◆ **Consigne donnée 1**: Recopiez mot pour mot le passage de l'article sur le kveik ring qui va de "Un simple anneau" jusqu'à "de la bière?".

◆ **Extrait source**:
Un simple anneau en bois déposé dans une cuve de fermentation, qui a le pouvoir de faire de chaque bière un brassage unique; nous ne sommes pas dans Le Seigneur des anneaux de J. R. R. Tolkien, mais plutôt dans une vieille technique brassicole norvégienne expérimentée depuis deux ans par Jérémie Tremblay de La Baleine endiablée. Et si la microbrasserie riveloise tenait entre ses mains le Saint-Graal de la bière?
Jérémie Tremblay n’a pas peur d’expérimenter. À l’instar d’autres microbrasseurs québécois, il s’amuse à créer de nouvelles recettes de bière — plus de cent en trois ans! — qui séduisent chaque fois les palais les plus novices et les plus exigeants du monde de la bière.
Depuis deux ans, il pousse ses expérimentations encore plus loin par l’usage d’un kveik ring, ou anneau de levure norvégien. Cette technique brassicole ancestrale norvégienne a été redécouverte par des anthropologues et historiens brassicoles comme Lars Marius Garshol et le québécois Martin Thibault, alors que Jérémie Tremblay faisait ses premiers pas dans le domaine brassicole.
La technique consiste à déposer un anneau de bois — en érable dans le cas de Jérémie — dans la cuve lors du brassage de la bière. L’anneau remplace en quelque sorte les levures qu’on ajoute habituellement lors du processus de fermentation de la bière. Le même anneau peut ensuite être réutilisé d’un brassage à l’autre. « C’est comme si on avait notre propre levain maison », explique Jérémie.
Avantages
Bien que des anneaux de ce type se transfèrent de génération en génération en Norvège, et cela depuis des siècles, la technique du kveik ring semble être utilisée de façon très marginale de ce côté-ci de l’Atlantique. Son usage, s’il se répand, pourrait néanmoins révolutionner le domaine de la microbrasserie, de l’avis de Jérémie Tremblay.

◆ **Consigne donnée 2**: Mettez en liste numérotée les lignes de la liste ci-dessous, depuis celle qui contient "red-header-title: 四川西南航空职业学院文件 <box>93" jusqu'à la fin de cette liste, sans garder les lignes vides.

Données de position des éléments
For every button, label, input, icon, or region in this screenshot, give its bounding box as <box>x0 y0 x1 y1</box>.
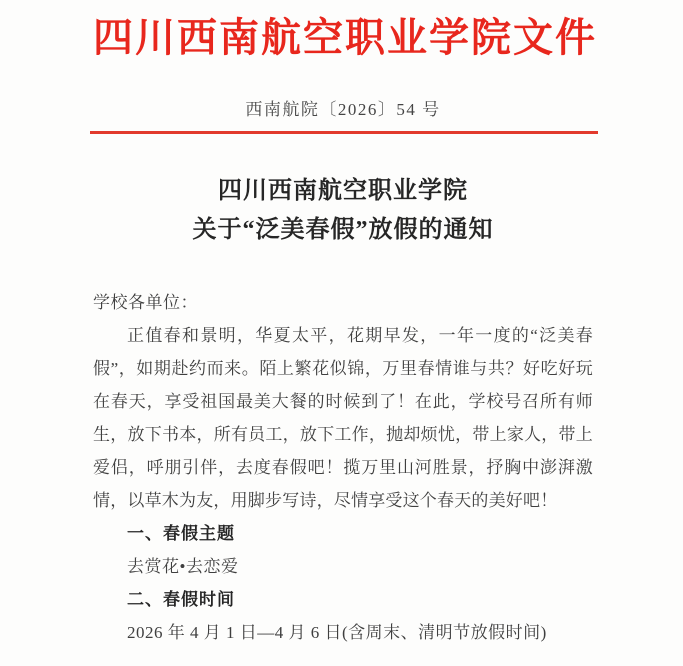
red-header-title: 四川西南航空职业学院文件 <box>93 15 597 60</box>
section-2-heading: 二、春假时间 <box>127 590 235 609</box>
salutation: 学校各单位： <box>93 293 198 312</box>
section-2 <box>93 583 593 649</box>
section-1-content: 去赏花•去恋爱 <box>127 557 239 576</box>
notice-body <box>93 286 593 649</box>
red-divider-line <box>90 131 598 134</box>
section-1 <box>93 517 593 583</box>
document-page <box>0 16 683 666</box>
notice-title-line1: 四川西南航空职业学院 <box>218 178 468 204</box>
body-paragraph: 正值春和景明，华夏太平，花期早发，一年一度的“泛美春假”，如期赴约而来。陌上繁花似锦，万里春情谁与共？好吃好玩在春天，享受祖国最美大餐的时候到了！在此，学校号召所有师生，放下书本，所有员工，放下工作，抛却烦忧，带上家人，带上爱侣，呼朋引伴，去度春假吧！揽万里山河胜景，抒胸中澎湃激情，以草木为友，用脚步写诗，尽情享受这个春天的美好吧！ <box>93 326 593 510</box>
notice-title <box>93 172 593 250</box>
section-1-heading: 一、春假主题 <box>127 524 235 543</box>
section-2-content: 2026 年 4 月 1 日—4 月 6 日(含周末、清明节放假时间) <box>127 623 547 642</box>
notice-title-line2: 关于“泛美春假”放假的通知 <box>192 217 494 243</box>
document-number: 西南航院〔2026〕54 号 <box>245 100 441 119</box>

◆ **Réponse complète 1**:
Un simple anneau en bois déposé dans une cuve de fermentation, qui a le pouvoir de faire de chaque bière un brassage unique; nous ne sommes pas dans Le Seigneur des anneaux de J. R. R. Tolkien, mais plutôt dans une vieille technique brassicole norvégienne expérimentée depuis deux ans par Jérémie Tremblay de La Baleine endiablée. Et si la microbrasserie riveloise tenait entre ses mains le Saint-Graal de la bière?

◆ **Réponse complète 2**:
1. red-header-title: 四川西南航空职业学院文件 <box>93 15 597 60</box>
2. section-2-heading: 二、春假时间 <box>127 590 235 609</box>
3. salutation: 学校各单位： <box>93 293 198 312</box>
4. section-2 <box>93 583 593 649</box>
5. section-1-content: 去赏花•去恋爱 <box>127 557 239 576</box>
6. notice-body <box>93 286 593 649</box>
7. red-divider-line <box>90 131 598 134</box>
8. section-1 <box>93 517 593 583</box>
9. document-page <box>0 16 683 666</box>
10. notice-title-line1: 四川西南航空职业学院 <box>218 178 468 204</box>
11. body-paragraph: 正值春和景明，华夏太平，花期早发，一年一度的“泛美春假”，如期赴约而来。陌上繁花似锦，万里春情谁与共？好吃好玩在春天，享受祖国最美大餐的时候到了！在此，学校号召所有师生，放下书本，所有员工，放下工作，抛却烦忧，带上家人，带上爱侣，呼朋引伴，去度春假吧！揽万里山河胜景，抒胸中澎湃激情，以草木为友，用脚步写诗，尽情享受这个春天的美好吧！ <box>93 326 593 510</box>
12. notice-title <box>93 172 593 250</box>
13. section-1-heading: 一、春假主题 <box>127 524 235 543</box>
14. section-2-content: 2026 年 4 月 1 日—4 月 6 日(含周末、清明节放假时间) <box>127 623 547 642</box>
15. notice-title-line2: 关于“泛美春假”放假的通知 <box>192 217 494 243</box>
16. document-number: 西南航院〔2026〕54 号 <box>245 100 441 119</box>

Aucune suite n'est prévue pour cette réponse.